[What needs to be done]
Below are the records; copy each line in them that holds the word "辽宁职业学院".

---- Exercise data

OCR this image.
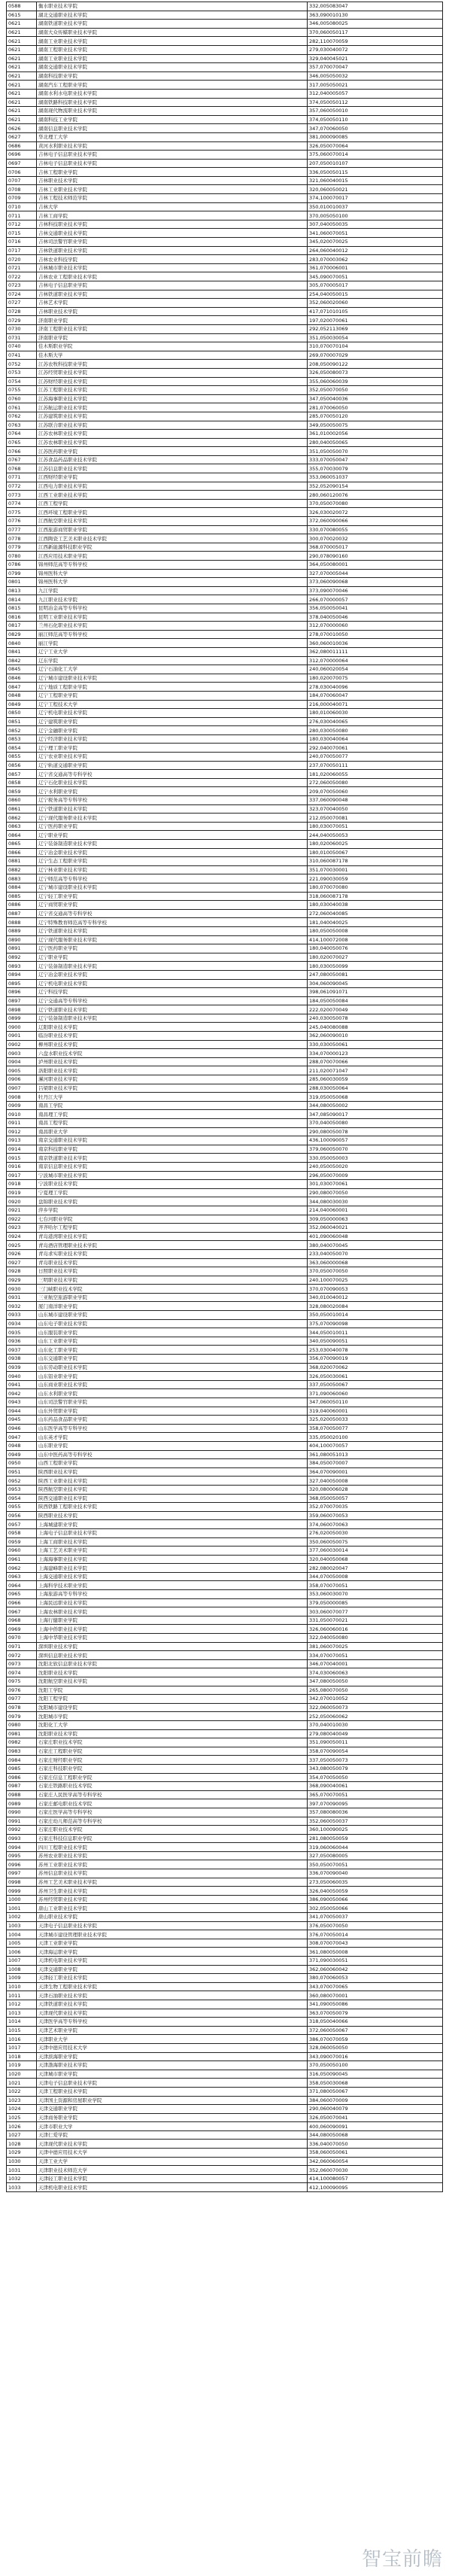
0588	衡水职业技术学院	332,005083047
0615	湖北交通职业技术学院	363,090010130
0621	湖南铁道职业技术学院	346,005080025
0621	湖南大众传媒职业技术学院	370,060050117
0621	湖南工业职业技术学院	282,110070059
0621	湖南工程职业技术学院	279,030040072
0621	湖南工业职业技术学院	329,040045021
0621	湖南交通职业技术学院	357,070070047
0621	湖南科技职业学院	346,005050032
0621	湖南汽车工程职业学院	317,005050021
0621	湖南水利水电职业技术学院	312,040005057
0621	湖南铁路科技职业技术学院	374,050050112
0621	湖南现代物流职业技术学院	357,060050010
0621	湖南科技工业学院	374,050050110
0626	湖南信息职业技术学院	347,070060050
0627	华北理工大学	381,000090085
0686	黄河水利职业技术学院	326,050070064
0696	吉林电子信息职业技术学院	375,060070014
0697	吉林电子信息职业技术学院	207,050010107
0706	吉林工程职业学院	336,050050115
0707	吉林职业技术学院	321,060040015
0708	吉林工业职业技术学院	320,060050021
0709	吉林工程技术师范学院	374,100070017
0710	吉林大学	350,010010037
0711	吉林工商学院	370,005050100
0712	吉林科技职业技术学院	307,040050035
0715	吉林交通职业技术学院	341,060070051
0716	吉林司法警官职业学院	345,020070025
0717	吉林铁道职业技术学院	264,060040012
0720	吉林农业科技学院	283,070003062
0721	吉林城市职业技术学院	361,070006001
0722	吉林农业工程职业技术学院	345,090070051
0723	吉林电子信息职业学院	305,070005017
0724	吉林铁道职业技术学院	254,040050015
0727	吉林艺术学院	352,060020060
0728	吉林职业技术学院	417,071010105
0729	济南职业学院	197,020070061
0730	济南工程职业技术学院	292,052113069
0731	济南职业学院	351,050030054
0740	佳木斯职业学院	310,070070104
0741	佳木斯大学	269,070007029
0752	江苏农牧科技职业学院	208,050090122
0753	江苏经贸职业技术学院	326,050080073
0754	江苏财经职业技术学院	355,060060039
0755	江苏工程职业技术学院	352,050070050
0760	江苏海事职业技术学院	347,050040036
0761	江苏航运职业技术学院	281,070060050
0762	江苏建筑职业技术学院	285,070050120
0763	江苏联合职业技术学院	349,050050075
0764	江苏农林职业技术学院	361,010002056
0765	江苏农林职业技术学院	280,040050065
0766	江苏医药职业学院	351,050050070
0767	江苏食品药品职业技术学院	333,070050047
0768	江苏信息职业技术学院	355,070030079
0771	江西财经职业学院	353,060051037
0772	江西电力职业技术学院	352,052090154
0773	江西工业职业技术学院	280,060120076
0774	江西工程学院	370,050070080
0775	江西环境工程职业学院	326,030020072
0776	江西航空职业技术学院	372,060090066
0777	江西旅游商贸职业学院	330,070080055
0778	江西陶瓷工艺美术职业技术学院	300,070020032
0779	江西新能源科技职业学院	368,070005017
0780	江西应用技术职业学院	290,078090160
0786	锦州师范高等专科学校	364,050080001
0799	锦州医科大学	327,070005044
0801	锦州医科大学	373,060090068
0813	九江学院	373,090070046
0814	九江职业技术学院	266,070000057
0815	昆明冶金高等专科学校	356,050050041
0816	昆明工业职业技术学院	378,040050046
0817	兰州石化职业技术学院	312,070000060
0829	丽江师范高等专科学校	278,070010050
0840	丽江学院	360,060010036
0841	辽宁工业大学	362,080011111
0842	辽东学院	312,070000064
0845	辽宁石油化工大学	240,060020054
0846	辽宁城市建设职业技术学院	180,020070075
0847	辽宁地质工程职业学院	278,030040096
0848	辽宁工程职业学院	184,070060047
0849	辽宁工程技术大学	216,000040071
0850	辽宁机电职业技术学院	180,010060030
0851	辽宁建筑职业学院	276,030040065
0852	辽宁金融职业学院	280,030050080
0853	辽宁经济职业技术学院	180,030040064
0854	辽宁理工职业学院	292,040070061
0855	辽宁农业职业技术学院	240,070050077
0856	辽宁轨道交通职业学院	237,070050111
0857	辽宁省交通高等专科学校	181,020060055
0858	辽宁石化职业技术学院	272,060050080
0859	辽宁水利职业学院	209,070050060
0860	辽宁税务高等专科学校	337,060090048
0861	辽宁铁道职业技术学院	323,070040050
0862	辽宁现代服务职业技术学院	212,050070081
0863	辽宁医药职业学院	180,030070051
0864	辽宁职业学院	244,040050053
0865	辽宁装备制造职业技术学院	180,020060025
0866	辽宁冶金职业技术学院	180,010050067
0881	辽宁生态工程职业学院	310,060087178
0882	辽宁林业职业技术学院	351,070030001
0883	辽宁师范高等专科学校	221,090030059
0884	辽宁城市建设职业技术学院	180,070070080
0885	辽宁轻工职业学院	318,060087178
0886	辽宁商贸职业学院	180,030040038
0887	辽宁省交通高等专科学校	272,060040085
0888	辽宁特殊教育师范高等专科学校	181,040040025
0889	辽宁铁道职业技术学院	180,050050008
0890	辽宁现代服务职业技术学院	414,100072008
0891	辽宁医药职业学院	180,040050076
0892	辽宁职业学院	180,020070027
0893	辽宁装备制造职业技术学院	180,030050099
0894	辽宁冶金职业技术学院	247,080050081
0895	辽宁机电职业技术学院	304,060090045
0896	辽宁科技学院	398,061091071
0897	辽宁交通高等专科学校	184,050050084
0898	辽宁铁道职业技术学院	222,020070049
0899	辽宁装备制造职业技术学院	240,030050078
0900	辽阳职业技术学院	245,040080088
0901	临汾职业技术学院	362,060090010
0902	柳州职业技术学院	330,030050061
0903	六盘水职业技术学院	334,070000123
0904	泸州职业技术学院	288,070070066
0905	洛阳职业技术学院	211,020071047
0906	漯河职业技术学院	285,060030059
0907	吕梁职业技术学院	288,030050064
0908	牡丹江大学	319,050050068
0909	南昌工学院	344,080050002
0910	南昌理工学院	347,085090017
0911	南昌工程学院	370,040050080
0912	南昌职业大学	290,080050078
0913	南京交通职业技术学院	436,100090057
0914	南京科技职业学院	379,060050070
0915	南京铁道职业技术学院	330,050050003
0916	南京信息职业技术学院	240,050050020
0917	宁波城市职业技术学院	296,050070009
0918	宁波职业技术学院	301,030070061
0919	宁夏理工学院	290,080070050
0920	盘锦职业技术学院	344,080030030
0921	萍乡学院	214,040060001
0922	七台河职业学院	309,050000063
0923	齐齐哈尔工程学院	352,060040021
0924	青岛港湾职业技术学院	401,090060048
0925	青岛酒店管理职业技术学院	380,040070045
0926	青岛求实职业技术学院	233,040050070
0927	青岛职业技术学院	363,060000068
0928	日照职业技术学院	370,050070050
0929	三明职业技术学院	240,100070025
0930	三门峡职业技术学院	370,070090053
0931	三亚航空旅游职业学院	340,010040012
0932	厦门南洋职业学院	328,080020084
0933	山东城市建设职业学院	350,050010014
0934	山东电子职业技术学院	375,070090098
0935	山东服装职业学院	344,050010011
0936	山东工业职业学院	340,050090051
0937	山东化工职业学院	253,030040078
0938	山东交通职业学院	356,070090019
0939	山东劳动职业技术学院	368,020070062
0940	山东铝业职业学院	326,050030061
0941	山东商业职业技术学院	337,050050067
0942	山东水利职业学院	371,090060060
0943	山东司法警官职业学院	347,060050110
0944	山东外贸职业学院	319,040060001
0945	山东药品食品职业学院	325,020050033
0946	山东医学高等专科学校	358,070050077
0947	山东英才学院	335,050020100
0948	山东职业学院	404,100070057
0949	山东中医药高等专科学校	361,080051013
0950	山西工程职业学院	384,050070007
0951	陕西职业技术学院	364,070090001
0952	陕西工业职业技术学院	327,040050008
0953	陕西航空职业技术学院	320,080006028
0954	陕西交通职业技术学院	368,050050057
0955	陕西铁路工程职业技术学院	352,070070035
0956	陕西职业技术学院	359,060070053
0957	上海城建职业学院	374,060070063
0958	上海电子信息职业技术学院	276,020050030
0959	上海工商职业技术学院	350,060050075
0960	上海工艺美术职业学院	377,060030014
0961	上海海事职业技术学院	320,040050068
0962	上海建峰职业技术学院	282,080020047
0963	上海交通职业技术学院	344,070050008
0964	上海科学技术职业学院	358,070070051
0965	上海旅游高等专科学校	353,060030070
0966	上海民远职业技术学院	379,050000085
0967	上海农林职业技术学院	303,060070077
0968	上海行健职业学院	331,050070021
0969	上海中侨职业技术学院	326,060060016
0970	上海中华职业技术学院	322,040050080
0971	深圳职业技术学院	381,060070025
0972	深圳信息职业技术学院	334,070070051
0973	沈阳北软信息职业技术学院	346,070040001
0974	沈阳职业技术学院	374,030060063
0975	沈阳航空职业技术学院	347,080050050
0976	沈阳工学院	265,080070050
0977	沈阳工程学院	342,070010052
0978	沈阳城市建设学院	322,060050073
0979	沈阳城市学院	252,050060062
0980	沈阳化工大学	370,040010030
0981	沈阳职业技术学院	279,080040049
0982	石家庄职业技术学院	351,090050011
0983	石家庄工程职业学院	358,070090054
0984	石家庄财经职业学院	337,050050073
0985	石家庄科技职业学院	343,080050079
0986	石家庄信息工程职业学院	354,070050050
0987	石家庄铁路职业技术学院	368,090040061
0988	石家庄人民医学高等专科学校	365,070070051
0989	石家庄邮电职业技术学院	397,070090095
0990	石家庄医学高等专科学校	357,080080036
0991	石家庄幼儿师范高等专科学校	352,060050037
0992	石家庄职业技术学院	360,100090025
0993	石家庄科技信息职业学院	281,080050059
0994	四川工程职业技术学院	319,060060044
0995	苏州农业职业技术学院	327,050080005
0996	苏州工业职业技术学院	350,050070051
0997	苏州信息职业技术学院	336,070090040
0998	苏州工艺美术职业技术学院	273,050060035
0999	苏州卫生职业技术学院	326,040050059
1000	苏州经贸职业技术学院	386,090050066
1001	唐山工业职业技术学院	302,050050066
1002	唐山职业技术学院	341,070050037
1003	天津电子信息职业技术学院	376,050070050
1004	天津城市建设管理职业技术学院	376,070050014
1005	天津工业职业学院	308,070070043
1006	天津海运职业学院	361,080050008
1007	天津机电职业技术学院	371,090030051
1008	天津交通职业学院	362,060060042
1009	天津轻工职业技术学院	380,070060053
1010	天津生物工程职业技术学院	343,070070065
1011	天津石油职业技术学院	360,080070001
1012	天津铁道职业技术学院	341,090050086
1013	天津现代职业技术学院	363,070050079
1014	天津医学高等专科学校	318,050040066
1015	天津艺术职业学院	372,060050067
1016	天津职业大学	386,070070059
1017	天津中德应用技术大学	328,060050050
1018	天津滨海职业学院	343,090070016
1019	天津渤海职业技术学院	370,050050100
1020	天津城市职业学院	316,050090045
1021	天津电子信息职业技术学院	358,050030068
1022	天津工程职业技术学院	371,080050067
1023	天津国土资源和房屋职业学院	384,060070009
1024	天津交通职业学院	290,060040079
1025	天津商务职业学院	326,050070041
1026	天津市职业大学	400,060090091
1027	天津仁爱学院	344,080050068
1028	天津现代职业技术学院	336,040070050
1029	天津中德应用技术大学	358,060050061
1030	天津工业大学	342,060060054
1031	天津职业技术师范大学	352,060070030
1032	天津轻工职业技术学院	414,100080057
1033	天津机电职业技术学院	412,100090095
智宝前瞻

--------

[Problem solution]
0864	辽宁职业学院	244,040050053
0892	辽宁职业学院	180,020070027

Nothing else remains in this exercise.